__Problem to solve__
Which lines include the word "normalt"? Copy each of them.

-- begin Material for this task --

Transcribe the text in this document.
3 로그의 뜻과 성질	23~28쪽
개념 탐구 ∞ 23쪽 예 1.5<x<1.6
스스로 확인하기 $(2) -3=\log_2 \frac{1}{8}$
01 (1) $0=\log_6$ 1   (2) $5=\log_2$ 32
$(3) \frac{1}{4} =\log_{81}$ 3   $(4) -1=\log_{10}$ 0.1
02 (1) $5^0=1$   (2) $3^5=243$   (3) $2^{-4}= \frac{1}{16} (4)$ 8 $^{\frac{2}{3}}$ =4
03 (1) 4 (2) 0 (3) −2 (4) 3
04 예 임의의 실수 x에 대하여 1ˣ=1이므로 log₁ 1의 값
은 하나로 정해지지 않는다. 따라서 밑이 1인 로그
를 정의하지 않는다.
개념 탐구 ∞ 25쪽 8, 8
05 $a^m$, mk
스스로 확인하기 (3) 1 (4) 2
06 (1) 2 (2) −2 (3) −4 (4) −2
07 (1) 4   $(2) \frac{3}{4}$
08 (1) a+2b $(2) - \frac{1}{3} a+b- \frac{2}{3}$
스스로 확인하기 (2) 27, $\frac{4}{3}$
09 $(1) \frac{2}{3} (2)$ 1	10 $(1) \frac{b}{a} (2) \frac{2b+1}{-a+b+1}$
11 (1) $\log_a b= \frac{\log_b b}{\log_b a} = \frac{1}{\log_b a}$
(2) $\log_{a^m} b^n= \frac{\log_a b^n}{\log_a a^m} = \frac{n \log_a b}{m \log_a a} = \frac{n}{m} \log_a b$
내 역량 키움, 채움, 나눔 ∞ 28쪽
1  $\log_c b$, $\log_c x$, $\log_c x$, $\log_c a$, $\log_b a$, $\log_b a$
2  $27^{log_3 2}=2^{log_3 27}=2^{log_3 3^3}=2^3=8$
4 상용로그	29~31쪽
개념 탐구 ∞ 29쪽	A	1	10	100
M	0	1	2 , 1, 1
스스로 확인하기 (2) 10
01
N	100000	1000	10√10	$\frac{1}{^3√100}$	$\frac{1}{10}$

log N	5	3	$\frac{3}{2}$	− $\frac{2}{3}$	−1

-- end Material for this task --
-- begin Material for this task --

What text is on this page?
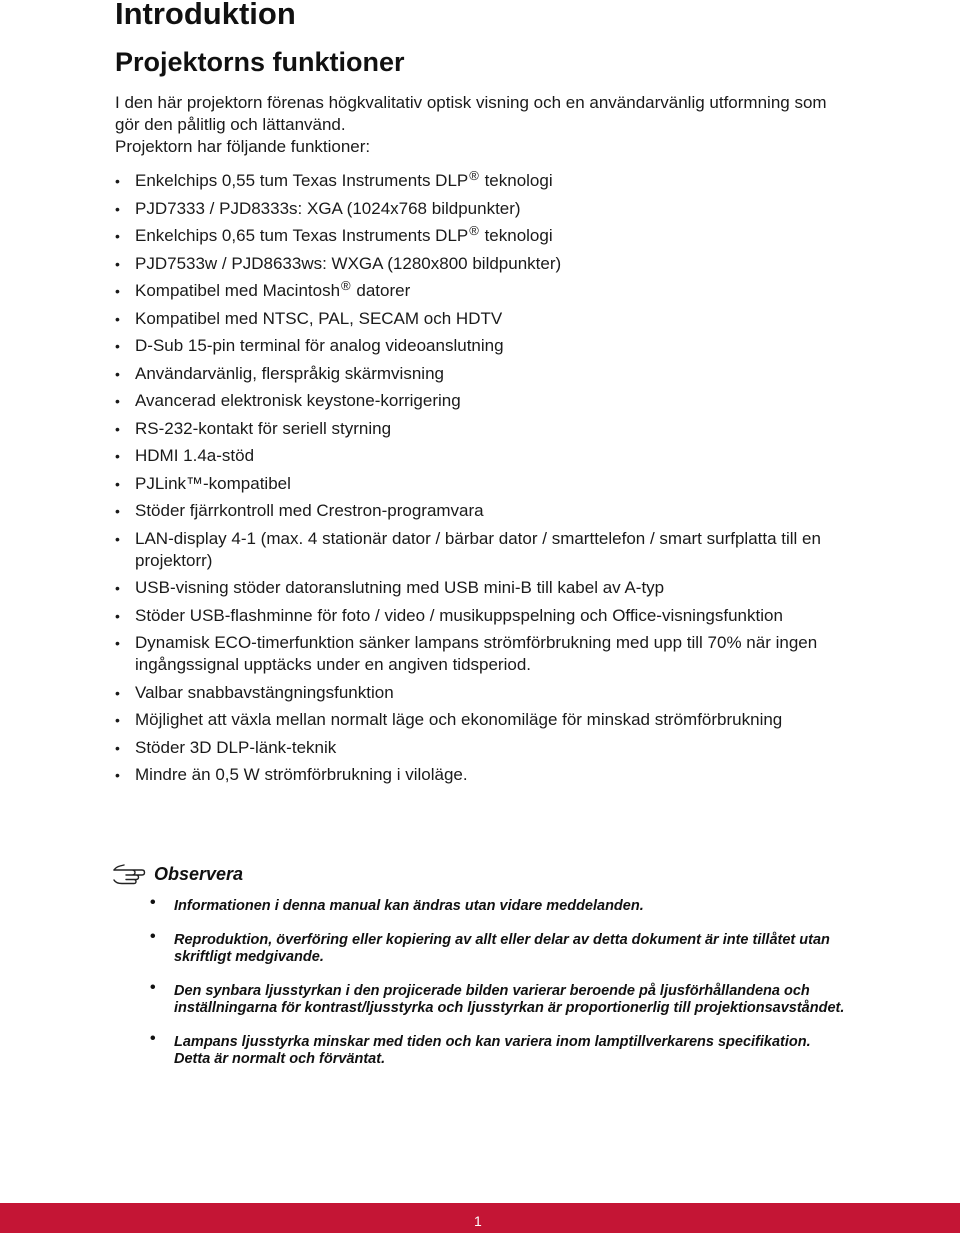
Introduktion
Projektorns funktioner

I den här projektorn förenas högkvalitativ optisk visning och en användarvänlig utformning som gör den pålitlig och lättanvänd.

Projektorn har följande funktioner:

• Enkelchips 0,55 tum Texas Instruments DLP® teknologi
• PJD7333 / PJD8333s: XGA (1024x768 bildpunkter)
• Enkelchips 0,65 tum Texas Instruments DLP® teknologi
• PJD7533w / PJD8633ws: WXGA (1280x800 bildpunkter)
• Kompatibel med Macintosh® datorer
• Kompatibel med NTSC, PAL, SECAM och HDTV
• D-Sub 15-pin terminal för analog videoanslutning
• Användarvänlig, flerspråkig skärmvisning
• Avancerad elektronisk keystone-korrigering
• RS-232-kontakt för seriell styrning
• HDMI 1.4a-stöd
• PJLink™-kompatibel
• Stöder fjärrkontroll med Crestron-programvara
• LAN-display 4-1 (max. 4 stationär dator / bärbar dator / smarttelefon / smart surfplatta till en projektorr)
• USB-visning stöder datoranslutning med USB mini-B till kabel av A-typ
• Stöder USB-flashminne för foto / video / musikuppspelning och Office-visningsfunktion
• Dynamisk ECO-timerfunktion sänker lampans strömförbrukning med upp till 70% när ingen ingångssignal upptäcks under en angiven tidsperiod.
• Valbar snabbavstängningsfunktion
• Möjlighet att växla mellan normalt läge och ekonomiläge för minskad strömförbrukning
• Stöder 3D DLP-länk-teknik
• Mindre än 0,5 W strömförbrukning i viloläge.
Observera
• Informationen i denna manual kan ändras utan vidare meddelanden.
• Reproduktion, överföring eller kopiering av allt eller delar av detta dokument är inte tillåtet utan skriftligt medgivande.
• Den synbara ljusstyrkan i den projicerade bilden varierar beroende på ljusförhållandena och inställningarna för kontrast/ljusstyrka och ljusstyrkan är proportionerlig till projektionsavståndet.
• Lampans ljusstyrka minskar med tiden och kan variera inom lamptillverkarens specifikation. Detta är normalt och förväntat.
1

-- end Material for this task --

__Right answer__
• Möjlighet att växla mellan normalt läge och ekonomiläge för minskad strömförbrukning
• Lampans ljusstyrka minskar med tiden och kan variera inom lamptillverkarens specifikation. Detta är normalt och förväntat.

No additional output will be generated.